** Start **
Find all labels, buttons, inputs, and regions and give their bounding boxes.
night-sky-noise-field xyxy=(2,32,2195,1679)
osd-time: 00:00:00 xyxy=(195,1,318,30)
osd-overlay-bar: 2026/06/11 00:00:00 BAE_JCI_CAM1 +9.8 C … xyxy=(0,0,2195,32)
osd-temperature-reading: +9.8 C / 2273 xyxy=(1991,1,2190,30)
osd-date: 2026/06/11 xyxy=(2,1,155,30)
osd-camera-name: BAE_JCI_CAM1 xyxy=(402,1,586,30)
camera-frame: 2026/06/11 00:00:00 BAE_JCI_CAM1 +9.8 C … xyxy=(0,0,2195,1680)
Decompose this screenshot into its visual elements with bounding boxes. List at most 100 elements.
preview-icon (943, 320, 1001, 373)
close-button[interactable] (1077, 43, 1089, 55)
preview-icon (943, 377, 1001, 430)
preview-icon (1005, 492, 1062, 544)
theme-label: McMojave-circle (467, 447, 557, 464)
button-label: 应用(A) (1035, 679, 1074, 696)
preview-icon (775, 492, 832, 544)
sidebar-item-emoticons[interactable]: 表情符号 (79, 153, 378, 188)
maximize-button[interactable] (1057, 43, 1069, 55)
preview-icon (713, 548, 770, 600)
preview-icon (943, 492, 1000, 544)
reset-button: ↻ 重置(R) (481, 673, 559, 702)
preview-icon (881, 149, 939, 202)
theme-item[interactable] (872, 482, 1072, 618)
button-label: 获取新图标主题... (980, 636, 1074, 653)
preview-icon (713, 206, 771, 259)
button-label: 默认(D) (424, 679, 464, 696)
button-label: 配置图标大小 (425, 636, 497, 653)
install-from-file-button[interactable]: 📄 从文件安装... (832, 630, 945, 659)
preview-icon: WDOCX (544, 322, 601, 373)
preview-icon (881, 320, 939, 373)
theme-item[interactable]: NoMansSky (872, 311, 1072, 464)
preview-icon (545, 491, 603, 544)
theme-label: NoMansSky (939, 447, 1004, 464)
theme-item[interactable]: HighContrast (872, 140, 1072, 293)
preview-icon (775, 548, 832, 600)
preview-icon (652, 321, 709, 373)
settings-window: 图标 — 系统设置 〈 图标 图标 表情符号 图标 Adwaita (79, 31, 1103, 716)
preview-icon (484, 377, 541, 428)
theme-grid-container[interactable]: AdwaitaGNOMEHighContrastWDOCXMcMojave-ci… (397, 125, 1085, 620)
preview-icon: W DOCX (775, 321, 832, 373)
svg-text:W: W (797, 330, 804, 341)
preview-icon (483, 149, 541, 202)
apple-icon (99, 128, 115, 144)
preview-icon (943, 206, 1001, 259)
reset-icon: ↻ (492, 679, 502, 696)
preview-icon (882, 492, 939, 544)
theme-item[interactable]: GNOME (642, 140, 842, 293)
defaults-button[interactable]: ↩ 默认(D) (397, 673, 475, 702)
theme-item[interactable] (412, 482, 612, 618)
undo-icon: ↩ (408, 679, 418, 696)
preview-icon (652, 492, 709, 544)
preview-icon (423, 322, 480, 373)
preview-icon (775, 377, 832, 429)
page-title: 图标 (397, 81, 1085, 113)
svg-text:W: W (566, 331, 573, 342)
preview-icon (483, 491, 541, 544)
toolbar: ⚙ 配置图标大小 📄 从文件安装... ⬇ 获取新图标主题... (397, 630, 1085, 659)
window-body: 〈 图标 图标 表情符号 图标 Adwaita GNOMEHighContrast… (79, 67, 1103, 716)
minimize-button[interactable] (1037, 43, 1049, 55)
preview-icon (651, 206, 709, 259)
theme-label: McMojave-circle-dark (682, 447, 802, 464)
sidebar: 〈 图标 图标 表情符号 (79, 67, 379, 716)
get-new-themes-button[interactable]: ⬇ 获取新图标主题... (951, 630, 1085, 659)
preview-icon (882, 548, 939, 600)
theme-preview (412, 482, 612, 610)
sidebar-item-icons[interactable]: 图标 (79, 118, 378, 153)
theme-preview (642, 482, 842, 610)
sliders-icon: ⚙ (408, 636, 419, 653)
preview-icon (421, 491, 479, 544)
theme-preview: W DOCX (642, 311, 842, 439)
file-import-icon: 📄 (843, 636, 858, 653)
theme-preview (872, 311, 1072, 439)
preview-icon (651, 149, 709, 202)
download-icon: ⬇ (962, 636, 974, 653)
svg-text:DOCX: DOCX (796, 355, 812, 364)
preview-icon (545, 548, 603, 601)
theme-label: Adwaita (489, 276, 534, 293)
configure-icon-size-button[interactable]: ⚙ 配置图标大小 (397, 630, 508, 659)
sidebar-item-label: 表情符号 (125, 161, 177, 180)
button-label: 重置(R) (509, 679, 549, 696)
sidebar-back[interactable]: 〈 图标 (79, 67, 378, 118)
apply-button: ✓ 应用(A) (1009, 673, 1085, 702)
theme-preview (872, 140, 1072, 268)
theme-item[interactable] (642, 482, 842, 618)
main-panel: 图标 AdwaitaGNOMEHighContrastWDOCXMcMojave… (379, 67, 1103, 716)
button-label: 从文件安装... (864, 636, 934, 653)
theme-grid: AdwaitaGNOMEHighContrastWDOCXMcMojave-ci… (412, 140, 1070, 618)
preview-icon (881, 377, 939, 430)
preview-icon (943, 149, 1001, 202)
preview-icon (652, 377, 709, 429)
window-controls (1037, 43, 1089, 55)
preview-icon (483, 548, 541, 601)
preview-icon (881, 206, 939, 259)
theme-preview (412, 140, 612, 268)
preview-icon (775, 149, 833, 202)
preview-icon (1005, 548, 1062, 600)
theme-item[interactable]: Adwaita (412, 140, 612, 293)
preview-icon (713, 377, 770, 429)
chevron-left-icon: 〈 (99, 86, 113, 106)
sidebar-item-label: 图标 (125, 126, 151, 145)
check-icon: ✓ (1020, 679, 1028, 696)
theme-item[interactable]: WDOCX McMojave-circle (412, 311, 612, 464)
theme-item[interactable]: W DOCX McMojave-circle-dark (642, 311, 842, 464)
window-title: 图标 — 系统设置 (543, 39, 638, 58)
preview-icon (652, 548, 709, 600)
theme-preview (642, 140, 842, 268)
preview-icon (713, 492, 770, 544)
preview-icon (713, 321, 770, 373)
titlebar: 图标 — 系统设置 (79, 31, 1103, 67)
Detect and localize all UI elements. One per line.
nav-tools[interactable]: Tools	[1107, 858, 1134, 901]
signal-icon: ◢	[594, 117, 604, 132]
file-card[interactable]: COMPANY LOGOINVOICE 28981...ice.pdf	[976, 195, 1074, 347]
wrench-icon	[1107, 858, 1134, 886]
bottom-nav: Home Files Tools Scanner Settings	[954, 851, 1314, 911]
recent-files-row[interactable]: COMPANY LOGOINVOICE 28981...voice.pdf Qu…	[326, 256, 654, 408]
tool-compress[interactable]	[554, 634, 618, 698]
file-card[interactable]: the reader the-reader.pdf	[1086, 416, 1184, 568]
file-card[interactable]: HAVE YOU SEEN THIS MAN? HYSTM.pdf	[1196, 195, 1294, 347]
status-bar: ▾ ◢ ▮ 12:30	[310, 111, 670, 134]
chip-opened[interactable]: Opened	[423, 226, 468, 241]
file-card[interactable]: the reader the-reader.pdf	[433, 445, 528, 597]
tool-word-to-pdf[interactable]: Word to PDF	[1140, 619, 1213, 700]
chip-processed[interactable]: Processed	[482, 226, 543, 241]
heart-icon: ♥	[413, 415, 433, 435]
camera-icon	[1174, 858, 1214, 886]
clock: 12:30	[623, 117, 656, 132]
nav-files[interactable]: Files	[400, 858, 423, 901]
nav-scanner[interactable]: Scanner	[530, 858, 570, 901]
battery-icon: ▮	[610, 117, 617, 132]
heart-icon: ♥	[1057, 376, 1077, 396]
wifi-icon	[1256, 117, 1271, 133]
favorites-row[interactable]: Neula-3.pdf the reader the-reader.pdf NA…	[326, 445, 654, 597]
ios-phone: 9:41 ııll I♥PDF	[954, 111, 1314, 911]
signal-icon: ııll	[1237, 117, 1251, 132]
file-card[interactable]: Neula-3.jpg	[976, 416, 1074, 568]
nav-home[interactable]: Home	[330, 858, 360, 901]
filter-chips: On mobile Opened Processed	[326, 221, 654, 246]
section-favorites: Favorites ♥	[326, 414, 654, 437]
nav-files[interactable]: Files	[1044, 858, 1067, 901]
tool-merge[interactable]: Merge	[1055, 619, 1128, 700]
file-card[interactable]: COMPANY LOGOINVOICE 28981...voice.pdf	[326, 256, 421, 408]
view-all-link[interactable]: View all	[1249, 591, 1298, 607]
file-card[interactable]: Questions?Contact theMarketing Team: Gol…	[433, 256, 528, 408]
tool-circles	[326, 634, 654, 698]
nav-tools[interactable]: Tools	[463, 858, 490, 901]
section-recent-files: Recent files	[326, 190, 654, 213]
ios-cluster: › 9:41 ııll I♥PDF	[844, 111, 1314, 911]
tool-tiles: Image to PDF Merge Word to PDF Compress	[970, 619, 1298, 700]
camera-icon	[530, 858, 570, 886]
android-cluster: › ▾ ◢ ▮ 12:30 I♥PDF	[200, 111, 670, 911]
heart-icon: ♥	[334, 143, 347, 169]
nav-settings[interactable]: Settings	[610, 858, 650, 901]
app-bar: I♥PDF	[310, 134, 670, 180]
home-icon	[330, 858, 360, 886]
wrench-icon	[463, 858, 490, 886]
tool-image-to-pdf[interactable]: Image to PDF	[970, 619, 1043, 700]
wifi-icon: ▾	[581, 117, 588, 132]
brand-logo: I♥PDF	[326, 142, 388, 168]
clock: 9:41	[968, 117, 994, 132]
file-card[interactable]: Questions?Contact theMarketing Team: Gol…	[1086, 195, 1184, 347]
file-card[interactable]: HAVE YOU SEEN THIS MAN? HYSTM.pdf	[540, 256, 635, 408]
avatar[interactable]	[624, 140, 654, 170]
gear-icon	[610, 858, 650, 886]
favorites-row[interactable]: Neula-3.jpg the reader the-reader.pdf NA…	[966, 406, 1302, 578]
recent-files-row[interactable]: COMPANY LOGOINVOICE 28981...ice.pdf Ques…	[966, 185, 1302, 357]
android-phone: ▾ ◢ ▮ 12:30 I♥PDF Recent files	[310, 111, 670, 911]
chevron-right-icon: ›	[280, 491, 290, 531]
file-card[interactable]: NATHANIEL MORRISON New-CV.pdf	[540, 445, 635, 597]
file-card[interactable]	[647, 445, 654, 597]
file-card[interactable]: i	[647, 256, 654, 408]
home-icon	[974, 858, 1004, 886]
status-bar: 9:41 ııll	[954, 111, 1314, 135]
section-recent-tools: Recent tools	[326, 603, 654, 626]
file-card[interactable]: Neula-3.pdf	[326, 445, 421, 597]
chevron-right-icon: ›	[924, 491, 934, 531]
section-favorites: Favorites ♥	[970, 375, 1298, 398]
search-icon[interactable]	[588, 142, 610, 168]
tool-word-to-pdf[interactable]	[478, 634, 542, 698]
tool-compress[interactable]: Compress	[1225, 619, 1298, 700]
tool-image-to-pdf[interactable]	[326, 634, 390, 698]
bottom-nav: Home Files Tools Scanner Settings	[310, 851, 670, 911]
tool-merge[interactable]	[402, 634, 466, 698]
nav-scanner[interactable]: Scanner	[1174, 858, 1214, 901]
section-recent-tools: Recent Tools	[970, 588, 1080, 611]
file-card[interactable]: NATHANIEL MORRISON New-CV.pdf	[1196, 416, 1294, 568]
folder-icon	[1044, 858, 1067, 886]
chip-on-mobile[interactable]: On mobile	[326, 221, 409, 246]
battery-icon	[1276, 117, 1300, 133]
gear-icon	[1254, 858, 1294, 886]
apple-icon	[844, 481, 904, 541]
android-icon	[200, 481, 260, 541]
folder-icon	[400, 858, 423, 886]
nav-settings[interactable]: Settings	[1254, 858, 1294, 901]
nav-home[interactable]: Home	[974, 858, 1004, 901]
** End **
## WHAT THE EXERCISE ASKS
Copy every line from the start of the entries through the line containing "osd-overlay-bar: 2026/06/11 00:00:00", including that line, without changing anything.

## SOLUTION TO THE PROBLEM
Find all labels, buttons, inputs, and regions and give their bounding boxes.
night-sky-noise-field xyxy=(2,32,2195,1679)
osd-time: 00:00:00 xyxy=(195,1,318,30)
osd-overlay-bar: 2026/06/11 00:00:00 BAE_JCI_CAM1 +9.8 C … xyxy=(0,0,2195,32)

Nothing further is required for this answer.